■ Task description ■
Print all of the lines exactly. Any picture among them stays out.

■ Data provided ■

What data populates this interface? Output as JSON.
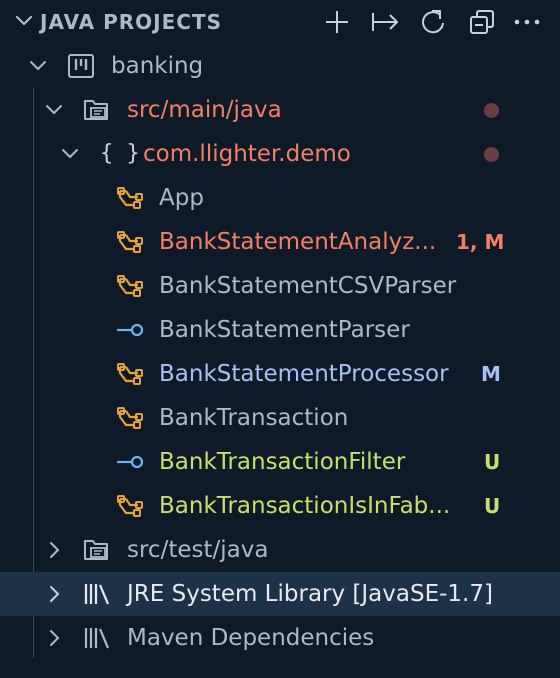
{
  "panel": {
    "title": "JAVA PROJECTS",
    "actions": [
      {
        "name": "new-icon"
      },
      {
        "name": "link-with-editor-icon"
      },
      {
        "name": "refresh-icon"
      },
      {
        "name": "collapse-all-icon"
      },
      {
        "name": "more-actions-icon"
      }
    ]
  },
  "tree": {
    "project": {
      "label": "banking",
      "icon": "project-icon"
    },
    "src_main": {
      "label": "src/main/java",
      "color": "#f47f67",
      "icon": "source-folder-icon",
      "decoration": "modified-dot"
    },
    "package": {
      "label": "com.llighter.demo",
      "color": "#f47f67",
      "icon": "package-braces-icon",
      "decoration": "modified-dot"
    },
    "files": [
      {
        "label": "App",
        "kind": "class",
        "color": "#aeb8c6",
        "badge": ""
      },
      {
        "label": "BankStatementAnalyz...",
        "kind": "class",
        "color": "#f47f67",
        "badge": "1, M",
        "badge_color": "#f47f67"
      },
      {
        "label": "BankStatementCSVParser",
        "kind": "class",
        "color": "#aeb8c6",
        "badge": ""
      },
      {
        "label": "BankStatementParser",
        "kind": "interface",
        "color": "#aeb8c6",
        "badge": ""
      },
      {
        "label": "BankStatementProcessor",
        "kind": "class",
        "color": "#a9c0f5",
        "badge": "M",
        "badge_color": "#a9c0f5"
      },
      {
        "label": "BankTransaction",
        "kind": "class",
        "color": "#aeb8c6",
        "badge": ""
      },
      {
        "label": "BankTransactionFilter",
        "kind": "interface",
        "color": "#c8e06b",
        "badge": "U",
        "badge_color": "#c8e06b"
      },
      {
        "label": "BankTransactionIsInFab...",
        "kind": "class",
        "color": "#c8e06b",
        "badge": "U",
        "badge_color": "#c8e06b"
      }
    ],
    "src_test": {
      "label": "src/test/java",
      "color": "#aeb8c6",
      "icon": "source-folder-icon"
    },
    "jre": {
      "label": "JRE System Library [JavaSE-1.7]",
      "color": "#e6ebf2",
      "icon": "library-icon",
      "selected": true
    },
    "maven": {
      "label": "Maven Dependencies",
      "color": "#aeb8c6",
      "icon": "library-icon"
    }
  },
  "colors": {
    "background": "#0f1a29",
    "selection": "#1d3148",
    "class_icon": "#e8a23c",
    "interface_icon": "#6fb3f2",
    "default_text": "#aeb8c6"
  }
}
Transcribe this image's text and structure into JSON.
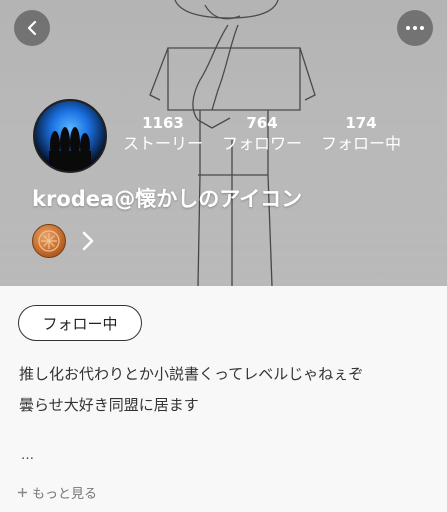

■ Full solution ■
What data populates this interface? Output as JSON.
{
  "panel": {
    "title": "JAVA PROJECTS",
    "actions": [
      {
        "name": "new-icon"
      },
      {
        "name": "link-with-editor-icon"
      },
      {
        "name": "refresh-icon"
      },
      {
        "name": "collapse-all-icon"
      },
      {
        "name": "more-actions-icon"
      }
    ]
  },
  "tree": {
    "project": {
      "label": "banking",
      "icon": "project-icon"
    },
    "src_main": {
      "label": "src/main/java",
      "color": "#f47f67",
      "icon": "source-folder-icon",
      "decoration": "modified-dot"
    },
    "package": {
      "label": "com.llighter.demo",
      "color": "#f47f67",
      "icon": "package-braces-icon",
      "decoration": "modified-dot"
    },
    "files": [
      {
        "label": "App",
        "kind": "class",
        "color": "#aeb8c6",
        "badge": ""
      },
      {
        "label": "BankStatementAnalyz...",
        "kind": "class",
        "color": "#f47f67",
        "badge": "1, M",
        "badge_color": "#f47f67"
      },
      {
        "label": "BankStatementCSVParser",
        "kind": "class",
        "color": "#aeb8c6",
        "badge": ""
      },
      {
        "label": "BankStatementParser",
        "kind": "interface",
        "color": "#aeb8c6",
        "badge": ""
      },
      {
        "label": "BankStatementProcessor",
        "kind": "class",
        "color": "#a9c0f5",
        "badge": "M",
        "badge_color": "#a9c0f5"
      },
      {
        "label": "BankTransaction",
        "kind": "class",
        "color": "#aeb8c6",
        "badge": ""
      },
      {
        "label": "BankTransactionFilter",
        "kind": "interface",
        "color": "#c8e06b",
        "badge": "U",
        "badge_color": "#c8e06b"
      },
      {
        "label": "BankTransactionIsInFab...",
        "kind": "class",
        "color": "#c8e06b",
        "badge": "U",
        "badge_color": "#c8e06b"
      }
    ],
    "src_test": {
      "label": "src/test/java",
      "color": "#aeb8c6",
      "icon": "source-folder-icon"
    },
    "jre": {
      "label": "JRE System Library [JavaSE-1.7]",
      "color": "#e6ebf2",
      "icon": "library-icon",
      "selected": true
    },
    "maven": {
      "label": "Maven Dependencies",
      "color": "#aeb8c6",
      "icon": "library-icon"
    }
  },
  "colors": {
    "background": "#0f1a29",
    "selection": "#1d3148",
    "class_icon": "#e8a23c",
    "interface_icon": "#6fb3f2",
    "default_text": "#aeb8c6"
  }
}
Transcribe this image's text and structure into JSON.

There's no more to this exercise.